WHAT TO PRODUCE. Look for the word "this" in each line and report the count of matching lines, with nothing added.
--*--
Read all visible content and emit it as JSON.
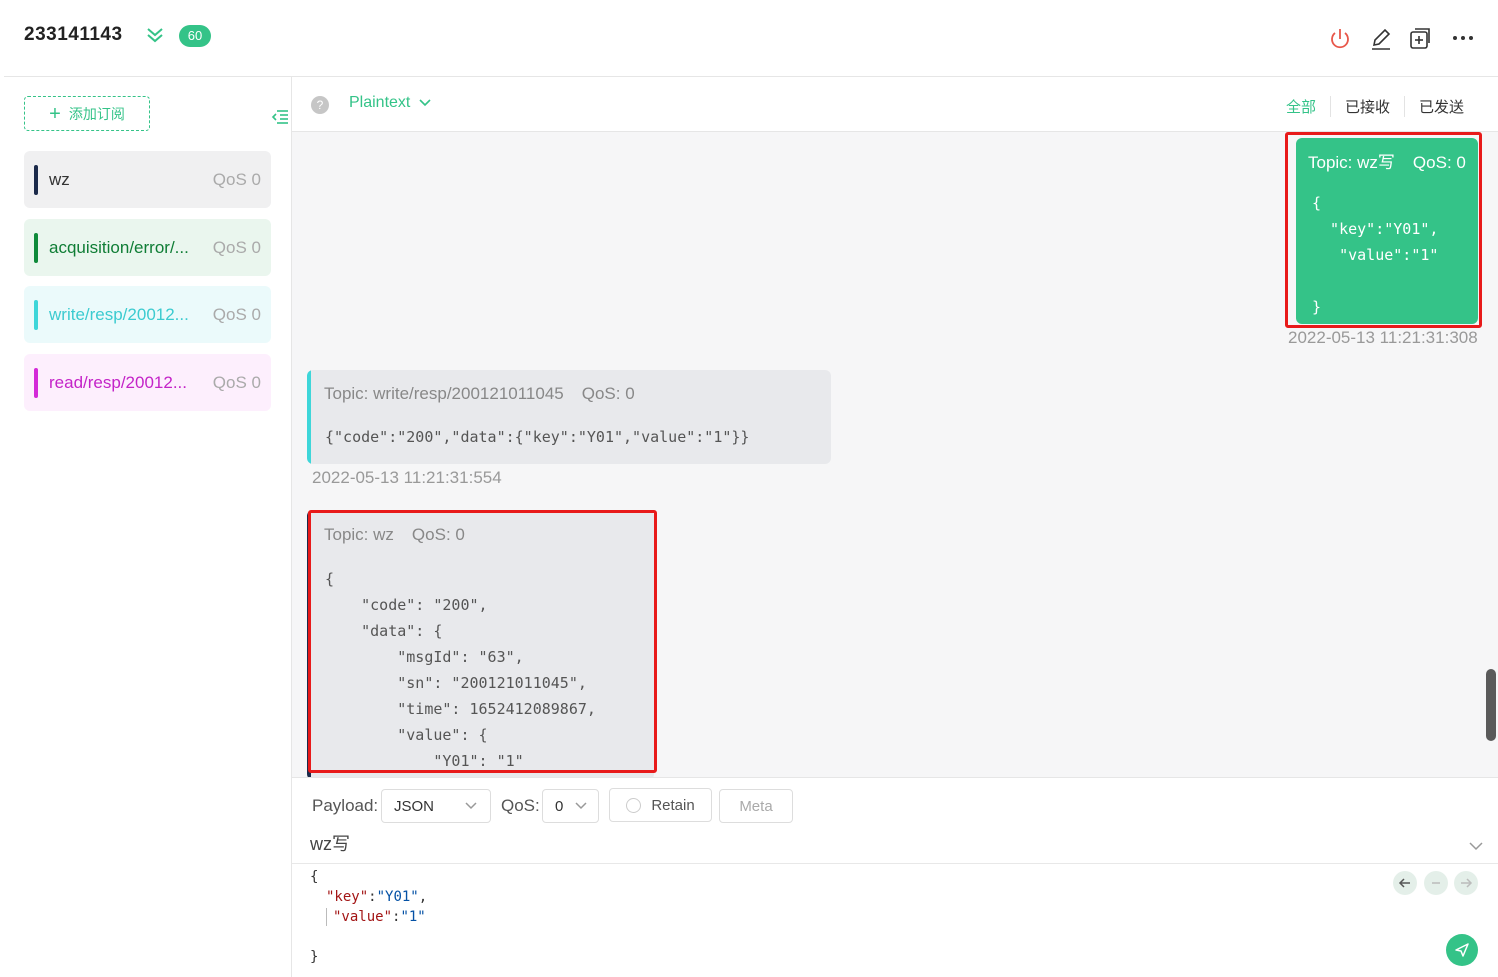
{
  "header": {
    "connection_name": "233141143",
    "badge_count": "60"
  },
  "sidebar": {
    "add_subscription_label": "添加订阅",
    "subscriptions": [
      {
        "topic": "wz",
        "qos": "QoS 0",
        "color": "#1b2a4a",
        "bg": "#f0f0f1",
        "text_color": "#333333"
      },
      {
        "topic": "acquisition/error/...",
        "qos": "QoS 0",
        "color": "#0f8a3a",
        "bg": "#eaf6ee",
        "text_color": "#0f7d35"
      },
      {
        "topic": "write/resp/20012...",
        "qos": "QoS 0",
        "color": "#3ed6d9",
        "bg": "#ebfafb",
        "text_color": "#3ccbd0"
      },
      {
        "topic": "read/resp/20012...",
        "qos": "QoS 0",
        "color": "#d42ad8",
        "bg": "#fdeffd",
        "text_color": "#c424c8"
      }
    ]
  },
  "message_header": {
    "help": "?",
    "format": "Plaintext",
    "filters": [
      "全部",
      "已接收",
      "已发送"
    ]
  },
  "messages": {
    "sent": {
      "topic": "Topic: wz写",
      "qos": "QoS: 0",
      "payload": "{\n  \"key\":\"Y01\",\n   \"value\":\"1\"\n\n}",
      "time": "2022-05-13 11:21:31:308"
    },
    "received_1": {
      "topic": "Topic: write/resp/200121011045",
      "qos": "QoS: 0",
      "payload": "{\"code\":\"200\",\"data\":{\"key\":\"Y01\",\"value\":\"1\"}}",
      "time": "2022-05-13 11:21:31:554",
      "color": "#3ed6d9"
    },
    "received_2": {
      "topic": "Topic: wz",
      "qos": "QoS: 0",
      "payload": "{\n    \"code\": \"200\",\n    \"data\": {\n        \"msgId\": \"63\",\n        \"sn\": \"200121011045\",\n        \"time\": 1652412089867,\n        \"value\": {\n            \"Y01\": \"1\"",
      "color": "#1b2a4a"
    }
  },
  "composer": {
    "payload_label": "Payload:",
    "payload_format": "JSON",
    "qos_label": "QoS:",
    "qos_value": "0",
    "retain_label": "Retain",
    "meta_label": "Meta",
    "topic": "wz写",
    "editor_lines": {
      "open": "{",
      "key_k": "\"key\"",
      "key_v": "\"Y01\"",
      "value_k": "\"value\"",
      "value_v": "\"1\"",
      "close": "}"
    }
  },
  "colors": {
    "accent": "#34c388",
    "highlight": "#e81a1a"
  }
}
--*--
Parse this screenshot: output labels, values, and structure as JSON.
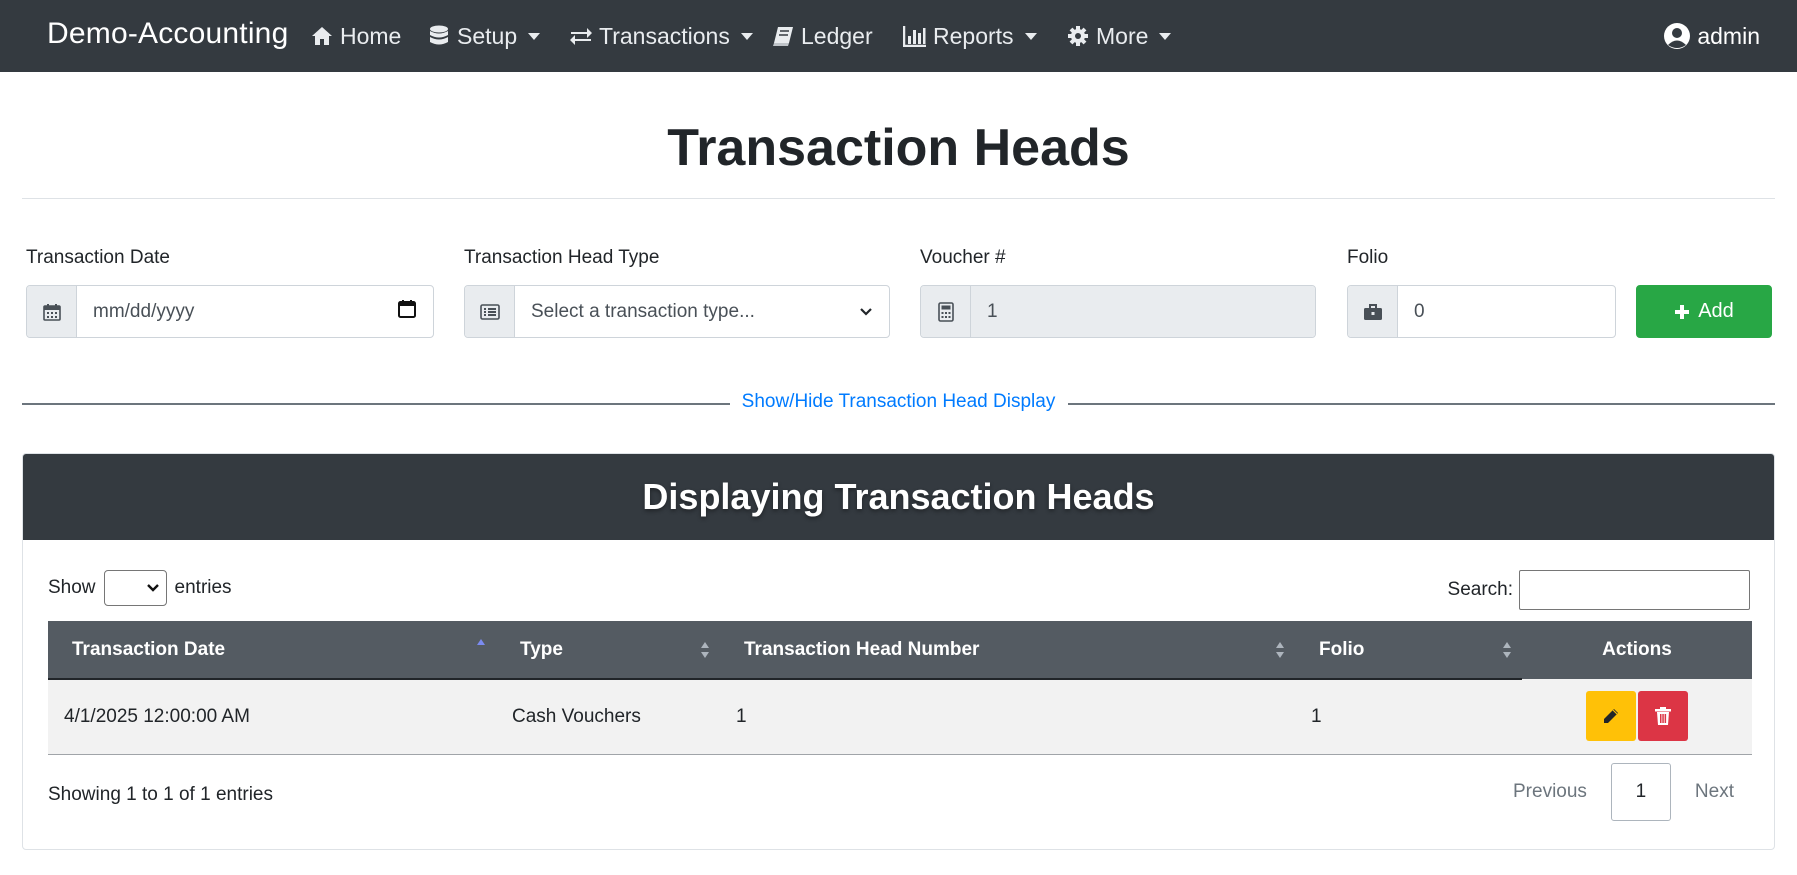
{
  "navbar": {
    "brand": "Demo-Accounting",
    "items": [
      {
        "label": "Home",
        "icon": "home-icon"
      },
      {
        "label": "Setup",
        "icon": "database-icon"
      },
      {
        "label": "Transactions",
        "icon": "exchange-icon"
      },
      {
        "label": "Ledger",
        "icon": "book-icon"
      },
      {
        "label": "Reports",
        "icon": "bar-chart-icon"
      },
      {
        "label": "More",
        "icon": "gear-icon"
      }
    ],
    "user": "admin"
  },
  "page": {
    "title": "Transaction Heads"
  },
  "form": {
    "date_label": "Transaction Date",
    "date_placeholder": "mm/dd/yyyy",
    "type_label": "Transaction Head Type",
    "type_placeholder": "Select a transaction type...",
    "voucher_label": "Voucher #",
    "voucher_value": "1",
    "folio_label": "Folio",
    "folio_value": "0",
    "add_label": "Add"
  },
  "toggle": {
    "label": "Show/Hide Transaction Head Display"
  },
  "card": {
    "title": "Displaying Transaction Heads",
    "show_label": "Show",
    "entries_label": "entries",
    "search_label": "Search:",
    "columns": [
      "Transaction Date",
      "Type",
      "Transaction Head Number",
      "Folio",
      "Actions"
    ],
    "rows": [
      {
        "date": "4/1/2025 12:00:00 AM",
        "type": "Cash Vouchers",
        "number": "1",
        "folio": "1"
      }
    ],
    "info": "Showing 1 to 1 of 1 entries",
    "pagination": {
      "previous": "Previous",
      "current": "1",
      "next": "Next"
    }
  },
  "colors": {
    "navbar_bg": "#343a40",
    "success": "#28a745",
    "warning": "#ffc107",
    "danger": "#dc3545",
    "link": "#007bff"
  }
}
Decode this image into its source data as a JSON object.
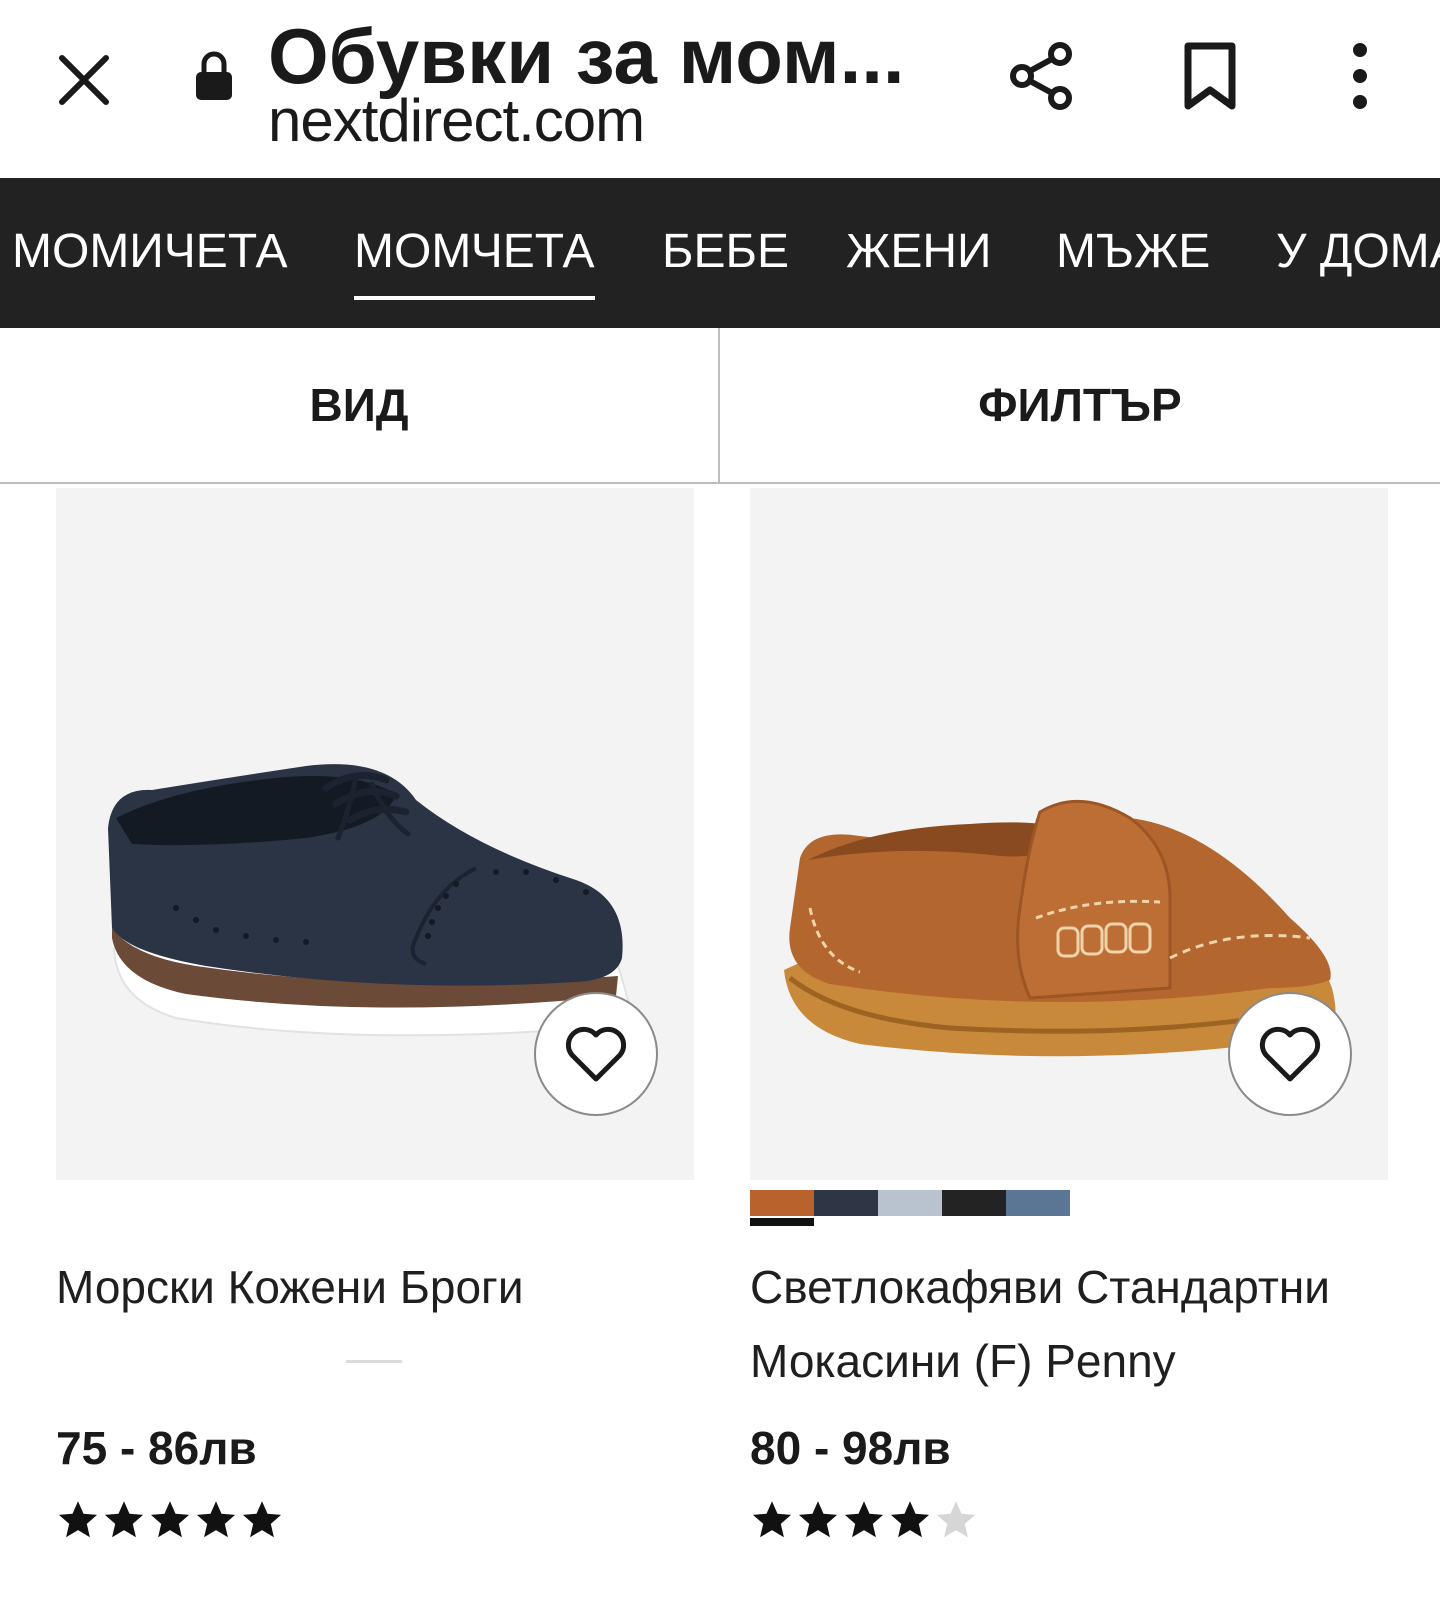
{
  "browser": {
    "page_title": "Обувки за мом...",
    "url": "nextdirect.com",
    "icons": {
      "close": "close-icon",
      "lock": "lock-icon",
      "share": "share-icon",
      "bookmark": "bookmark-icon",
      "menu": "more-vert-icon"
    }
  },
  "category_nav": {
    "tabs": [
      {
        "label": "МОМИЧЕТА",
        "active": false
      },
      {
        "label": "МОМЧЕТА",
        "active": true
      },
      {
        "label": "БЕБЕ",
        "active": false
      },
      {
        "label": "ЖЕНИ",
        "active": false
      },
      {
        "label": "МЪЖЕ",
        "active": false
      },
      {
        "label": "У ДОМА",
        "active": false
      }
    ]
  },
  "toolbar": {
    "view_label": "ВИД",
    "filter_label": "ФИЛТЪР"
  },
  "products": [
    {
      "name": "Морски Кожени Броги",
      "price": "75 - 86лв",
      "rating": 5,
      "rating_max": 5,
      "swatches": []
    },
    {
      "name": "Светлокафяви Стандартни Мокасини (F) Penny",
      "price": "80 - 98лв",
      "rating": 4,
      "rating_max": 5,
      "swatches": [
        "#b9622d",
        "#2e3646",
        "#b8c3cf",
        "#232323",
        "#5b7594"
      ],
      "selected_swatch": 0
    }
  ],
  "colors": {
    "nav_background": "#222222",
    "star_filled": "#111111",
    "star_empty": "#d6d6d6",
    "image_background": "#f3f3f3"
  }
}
--*--
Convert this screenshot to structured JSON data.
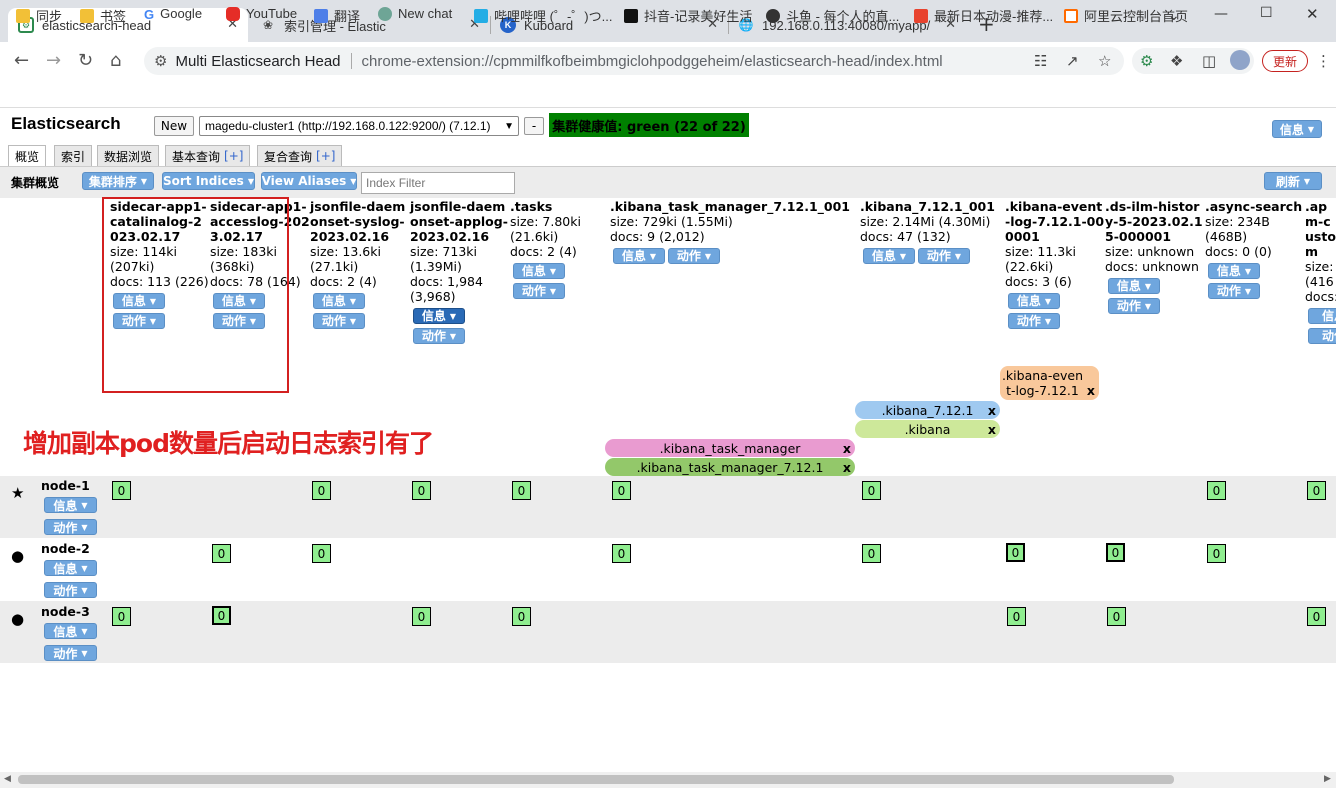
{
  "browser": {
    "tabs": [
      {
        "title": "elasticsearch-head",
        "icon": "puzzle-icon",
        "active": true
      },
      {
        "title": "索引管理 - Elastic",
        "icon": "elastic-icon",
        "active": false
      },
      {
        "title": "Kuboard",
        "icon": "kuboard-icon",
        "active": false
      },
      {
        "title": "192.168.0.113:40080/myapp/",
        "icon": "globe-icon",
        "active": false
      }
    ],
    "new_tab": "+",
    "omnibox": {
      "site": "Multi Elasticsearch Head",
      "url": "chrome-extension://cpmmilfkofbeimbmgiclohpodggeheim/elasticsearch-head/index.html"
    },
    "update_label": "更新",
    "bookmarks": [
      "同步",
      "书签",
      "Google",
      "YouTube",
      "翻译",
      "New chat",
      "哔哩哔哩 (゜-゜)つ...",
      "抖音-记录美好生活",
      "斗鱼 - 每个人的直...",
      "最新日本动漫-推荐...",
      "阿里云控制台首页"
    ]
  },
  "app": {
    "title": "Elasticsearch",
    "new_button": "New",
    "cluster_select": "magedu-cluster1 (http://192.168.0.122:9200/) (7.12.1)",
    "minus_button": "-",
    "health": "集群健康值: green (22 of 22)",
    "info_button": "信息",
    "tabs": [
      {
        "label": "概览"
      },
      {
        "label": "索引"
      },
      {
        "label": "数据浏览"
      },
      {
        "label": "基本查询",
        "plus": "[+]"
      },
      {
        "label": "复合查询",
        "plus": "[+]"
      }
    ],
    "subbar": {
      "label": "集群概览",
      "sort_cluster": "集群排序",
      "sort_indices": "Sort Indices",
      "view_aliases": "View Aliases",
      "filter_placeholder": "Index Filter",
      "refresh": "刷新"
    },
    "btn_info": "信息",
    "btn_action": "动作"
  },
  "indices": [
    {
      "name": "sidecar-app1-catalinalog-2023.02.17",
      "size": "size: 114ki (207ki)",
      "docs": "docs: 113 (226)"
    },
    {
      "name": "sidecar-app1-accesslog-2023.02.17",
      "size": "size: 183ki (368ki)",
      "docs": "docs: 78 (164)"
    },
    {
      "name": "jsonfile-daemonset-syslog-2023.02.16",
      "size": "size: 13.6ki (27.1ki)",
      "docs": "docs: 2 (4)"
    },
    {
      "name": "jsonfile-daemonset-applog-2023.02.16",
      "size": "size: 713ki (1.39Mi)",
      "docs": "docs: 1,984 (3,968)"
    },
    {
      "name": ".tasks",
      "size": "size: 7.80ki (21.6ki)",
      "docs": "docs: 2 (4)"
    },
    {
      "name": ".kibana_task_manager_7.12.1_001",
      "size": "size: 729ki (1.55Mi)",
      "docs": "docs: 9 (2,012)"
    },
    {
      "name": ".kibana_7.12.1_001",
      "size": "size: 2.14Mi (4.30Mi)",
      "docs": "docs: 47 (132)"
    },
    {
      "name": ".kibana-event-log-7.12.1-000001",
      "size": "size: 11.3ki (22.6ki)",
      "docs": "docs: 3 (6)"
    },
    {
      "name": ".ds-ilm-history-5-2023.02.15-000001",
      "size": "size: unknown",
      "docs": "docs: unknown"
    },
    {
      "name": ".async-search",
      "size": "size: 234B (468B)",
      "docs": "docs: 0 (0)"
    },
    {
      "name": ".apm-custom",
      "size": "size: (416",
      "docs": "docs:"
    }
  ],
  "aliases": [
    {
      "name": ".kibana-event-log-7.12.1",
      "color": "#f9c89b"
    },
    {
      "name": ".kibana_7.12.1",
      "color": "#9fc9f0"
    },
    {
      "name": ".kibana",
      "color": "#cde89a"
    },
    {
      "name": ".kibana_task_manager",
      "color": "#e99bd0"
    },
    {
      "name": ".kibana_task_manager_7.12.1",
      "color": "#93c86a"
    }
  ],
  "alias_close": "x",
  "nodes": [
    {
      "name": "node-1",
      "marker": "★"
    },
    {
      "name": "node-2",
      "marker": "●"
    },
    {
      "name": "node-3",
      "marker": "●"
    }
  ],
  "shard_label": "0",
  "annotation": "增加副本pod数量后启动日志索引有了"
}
--*--
CORRECT ANSWER. 3